Start AVAILABLE DATA
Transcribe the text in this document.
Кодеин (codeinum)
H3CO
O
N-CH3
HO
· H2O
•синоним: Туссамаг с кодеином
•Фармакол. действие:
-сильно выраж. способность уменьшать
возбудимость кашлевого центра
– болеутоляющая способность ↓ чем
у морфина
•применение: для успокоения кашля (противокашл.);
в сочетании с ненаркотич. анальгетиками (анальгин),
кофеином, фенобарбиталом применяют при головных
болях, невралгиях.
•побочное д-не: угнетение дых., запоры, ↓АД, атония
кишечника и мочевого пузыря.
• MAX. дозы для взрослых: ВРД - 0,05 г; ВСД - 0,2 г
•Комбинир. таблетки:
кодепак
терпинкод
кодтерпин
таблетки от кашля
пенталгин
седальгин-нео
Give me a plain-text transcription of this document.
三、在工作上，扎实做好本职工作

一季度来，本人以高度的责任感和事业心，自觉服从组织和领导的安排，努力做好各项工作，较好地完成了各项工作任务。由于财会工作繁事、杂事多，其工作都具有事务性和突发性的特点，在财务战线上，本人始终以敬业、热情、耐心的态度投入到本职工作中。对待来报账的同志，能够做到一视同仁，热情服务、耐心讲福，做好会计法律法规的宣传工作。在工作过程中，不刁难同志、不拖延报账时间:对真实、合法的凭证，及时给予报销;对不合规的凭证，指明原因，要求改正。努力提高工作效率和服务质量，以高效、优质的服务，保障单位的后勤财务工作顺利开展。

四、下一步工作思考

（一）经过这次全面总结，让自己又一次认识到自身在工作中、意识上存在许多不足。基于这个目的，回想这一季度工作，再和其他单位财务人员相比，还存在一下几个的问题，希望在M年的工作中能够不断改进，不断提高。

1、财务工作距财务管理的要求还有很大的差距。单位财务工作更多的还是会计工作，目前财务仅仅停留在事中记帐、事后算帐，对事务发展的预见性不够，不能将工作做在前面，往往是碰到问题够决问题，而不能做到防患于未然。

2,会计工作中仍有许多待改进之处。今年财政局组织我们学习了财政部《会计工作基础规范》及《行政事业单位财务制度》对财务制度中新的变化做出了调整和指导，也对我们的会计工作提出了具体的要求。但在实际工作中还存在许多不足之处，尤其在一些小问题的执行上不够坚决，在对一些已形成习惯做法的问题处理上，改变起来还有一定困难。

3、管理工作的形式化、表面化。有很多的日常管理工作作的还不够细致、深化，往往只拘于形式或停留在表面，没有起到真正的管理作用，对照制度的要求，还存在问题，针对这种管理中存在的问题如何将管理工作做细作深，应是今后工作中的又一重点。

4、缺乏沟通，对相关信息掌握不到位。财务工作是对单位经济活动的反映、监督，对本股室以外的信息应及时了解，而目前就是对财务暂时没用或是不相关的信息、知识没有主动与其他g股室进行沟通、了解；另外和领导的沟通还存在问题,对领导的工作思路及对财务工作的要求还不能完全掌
End AVAILABLE DATA
◆ WORK REQUIRED: Copy all the records above precisely.

◆ TASK SOLUTION:
Transcribe the text in this document.
Кодеин (codeinum)
H3CO
O
N-CH3
HO
· H2O
•синоним: Туссамаг с кодеином
•Фармакол. действие:
-сильно выраж. способность уменьшать
возбудимость кашлевого центра
– болеутоляющая способность ↓ чем
у морфина
•применение: для успокоения кашля (противокашл.);
в сочетании с ненаркотич. анальгетиками (анальгин),
кофеином, фенобарбиталом применяют при головных
болях, невралгиях.
•побочное д-не: угнетение дых., запоры, ↓АД, атония
кишечника и мочевого пузыря.
• MAX. дозы для взрослых: ВРД - 0,05 г; ВСД - 0,2 г
•Комбинир. таблетки:
кодепак
терпинкод
кодтерпин
таблетки от кашля
пенталгин
седальгин-нео
Give me a plain-text transcription of this document.
三、在工作上，扎实做好本职工作

一季度来，本人以高度的责任感和事业心，自觉服从组织和领导的安排，努力做好各项工作，较好地完成了各项工作任务。由于财会工作繁事、杂事多，其工作都具有事务性和突发性的特点，在财务战线上，本人始终以敬业、热情、耐心的态度投入到本职工作中。对待来报账的同志，能够做到一视同仁，热情服务、耐心讲福，做好会计法律法规的宣传工作。在工作过程中，不刁难同志、不拖延报账时间:对真实、合法的凭证，及时给予报销;对不合规的凭证，指明原因，要求改正。努力提高工作效率和服务质量，以高效、优质的服务，保障单位的后勤财务工作顺利开展。

四、下一步工作思考

（一）经过这次全面总结，让自己又一次认识到自身在工作中、意识上存在许多不足。基于这个目的，回想这一季度工作，再和其他单位财务人员相比，还存在一下几个的问题，希望在M年的工作中能够不断改进，不断提高。

1、财务工作距财务管理的要求还有很大的差距。单位财务工作更多的还是会计工作，目前财务仅仅停留在事中记帐、事后算帐，对事务发展的预见性不够，不能将工作做在前面，往往是碰到问题够决问题，而不能做到防患于未然。

2,会计工作中仍有许多待改进之处。今年财政局组织我们学习了财政部《会计工作基础规范》及《行政事业单位财务制度》对财务制度中新的变化做出了调整和指导，也对我们的会计工作提出了具体的要求。但在实际工作中还存在许多不足之处，尤其在一些小问题的执行上不够坚决，在对一些已形成习惯做法的问题处理上，改变起来还有一定困难。

3、管理工作的形式化、表面化。有很多的日常管理工作作的还不够细致、深化，往往只拘于形式或停留在表面，没有起到真正的管理作用，对照制度的要求，还存在问题，针对这种管理中存在的问题如何将管理工作做细作深，应是今后工作中的又一重点。

4、缺乏沟通，对相关信息掌握不到位。财务工作是对单位经济活动的反映、监督，对本股室以外的信息应及时了解，而目前就是对财务暂时没用或是不相关的信息、知识没有主动与其他g股室进行沟通、了解；另外和领导的沟通还存在问题,对领导的工作思路及对财务工作的要求还不能完全掌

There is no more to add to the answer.